• _The task_: Pull out every line in the data that has the string "Century" in it.
+++ Data supplied
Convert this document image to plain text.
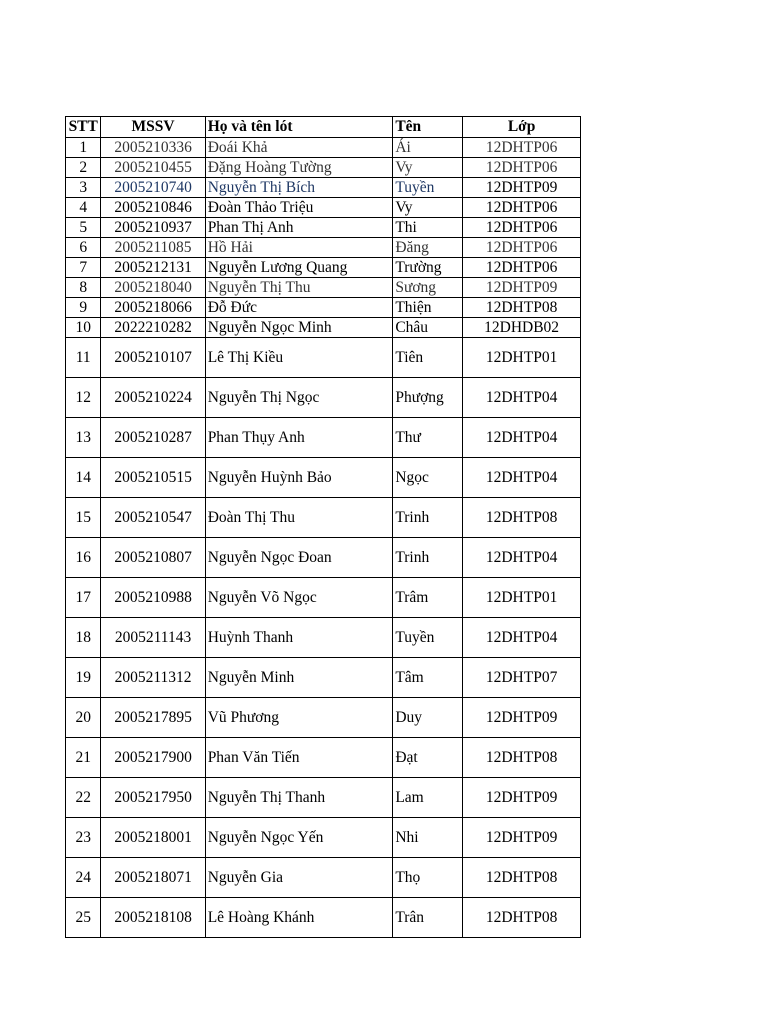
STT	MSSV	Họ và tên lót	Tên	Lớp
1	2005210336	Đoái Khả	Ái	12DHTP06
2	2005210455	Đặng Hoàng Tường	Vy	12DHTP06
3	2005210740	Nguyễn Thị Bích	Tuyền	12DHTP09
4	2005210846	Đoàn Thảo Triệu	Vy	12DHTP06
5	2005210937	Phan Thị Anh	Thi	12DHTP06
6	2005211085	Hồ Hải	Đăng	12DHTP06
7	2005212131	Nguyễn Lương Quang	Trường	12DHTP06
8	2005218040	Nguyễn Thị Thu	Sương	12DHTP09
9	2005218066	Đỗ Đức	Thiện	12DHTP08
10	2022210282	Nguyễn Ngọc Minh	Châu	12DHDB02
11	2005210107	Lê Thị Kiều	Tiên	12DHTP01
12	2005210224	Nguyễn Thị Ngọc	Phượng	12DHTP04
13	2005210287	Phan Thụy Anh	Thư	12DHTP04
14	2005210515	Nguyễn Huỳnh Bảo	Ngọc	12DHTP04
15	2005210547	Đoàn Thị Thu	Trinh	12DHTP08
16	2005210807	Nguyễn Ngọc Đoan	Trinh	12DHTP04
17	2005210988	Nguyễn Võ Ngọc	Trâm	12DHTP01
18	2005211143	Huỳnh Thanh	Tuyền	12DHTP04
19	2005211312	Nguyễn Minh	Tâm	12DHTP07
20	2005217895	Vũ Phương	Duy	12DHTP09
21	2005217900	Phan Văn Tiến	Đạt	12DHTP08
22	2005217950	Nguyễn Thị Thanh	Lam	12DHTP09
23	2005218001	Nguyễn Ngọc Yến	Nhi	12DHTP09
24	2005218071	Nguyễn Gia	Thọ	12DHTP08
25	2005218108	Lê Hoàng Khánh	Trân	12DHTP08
++++++
+++ Data supplied
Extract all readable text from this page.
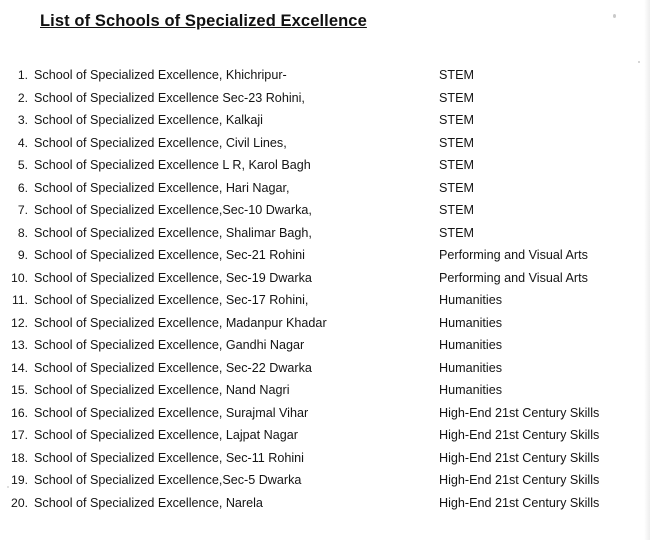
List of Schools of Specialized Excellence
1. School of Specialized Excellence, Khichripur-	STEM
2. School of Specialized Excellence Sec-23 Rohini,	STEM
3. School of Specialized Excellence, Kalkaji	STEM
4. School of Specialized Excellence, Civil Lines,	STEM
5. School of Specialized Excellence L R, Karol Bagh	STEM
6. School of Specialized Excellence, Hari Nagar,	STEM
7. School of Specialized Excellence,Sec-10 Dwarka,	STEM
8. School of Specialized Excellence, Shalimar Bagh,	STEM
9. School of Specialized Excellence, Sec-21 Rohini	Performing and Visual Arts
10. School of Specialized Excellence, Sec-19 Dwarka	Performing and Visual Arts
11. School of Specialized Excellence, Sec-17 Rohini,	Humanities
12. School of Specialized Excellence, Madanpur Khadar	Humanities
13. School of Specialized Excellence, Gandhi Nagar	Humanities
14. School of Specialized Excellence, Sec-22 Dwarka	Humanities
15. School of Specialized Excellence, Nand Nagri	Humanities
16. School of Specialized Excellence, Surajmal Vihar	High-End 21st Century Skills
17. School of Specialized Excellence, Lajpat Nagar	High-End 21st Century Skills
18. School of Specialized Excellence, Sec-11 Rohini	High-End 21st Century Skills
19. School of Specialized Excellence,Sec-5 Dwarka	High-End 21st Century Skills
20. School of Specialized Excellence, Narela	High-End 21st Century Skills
++++++
• _Task output_:
16. School of Specialized Excellence, Surajmal Vihar	High-End 21st Century Skills
17. School of Specialized Excellence, Lajpat Nagar	High-End 21st Century Skills
18. School of Specialized Excellence, Sec-11 Rohini	High-End 21st Century Skills
19. School of Specialized Excellence,Sec-5 Dwarka	High-End 21st Century Skills
20. School of Specialized Excellence, Narela	High-End 21st Century Skills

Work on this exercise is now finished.